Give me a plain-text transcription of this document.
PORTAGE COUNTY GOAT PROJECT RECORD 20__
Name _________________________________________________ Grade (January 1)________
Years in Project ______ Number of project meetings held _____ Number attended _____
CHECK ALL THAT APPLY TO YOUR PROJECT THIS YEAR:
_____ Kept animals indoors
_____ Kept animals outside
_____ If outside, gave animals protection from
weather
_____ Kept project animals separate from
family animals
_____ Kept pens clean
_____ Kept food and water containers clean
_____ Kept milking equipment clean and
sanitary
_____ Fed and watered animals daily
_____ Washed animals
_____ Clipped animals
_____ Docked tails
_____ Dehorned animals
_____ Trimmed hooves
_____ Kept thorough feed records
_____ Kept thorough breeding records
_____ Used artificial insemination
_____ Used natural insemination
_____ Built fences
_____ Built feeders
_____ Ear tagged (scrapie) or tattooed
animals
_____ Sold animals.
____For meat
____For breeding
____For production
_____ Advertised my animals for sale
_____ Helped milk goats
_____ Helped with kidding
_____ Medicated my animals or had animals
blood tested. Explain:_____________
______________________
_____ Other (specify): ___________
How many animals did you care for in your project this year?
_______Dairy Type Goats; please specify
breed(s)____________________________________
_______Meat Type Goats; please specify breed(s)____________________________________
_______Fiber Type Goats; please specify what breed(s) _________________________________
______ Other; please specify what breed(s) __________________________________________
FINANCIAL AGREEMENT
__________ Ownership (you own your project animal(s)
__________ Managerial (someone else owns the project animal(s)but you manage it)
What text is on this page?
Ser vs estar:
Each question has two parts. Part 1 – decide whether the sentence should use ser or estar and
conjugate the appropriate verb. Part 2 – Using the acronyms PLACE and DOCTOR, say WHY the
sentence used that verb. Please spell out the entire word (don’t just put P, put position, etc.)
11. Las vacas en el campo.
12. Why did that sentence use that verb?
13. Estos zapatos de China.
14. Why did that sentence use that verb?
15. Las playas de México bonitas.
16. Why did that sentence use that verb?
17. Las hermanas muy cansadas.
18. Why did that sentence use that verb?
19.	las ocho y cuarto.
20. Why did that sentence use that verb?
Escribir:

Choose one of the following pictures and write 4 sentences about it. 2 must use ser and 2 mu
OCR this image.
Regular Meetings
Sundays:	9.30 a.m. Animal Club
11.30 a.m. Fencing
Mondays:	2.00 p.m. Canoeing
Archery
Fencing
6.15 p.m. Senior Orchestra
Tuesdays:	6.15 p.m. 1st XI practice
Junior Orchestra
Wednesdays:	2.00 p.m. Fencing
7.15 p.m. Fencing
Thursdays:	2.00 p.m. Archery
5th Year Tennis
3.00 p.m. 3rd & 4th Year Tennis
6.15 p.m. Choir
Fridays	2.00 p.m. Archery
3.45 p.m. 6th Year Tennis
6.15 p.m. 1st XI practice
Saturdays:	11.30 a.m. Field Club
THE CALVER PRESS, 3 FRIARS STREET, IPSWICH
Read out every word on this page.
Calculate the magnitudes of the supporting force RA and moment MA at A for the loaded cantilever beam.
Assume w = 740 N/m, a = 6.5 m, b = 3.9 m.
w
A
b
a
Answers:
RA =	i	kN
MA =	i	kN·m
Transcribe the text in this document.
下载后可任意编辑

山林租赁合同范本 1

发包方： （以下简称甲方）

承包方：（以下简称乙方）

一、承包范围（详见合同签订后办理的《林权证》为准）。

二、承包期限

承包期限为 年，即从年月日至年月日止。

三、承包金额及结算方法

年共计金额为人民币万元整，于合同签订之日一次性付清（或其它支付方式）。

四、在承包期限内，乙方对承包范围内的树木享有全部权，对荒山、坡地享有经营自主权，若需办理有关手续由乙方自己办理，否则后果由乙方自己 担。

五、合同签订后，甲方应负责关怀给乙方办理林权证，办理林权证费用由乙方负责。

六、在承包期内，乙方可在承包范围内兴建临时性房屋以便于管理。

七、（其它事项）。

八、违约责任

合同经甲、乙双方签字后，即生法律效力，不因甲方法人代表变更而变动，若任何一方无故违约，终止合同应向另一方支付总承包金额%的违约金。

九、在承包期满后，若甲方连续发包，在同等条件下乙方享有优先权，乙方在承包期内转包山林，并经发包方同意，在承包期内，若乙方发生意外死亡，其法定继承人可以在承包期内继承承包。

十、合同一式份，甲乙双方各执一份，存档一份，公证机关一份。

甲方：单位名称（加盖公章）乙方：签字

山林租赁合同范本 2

**Brief:**
Work out how many lines in the records above hold the string "Kept", then give only that count.

**Output:**
8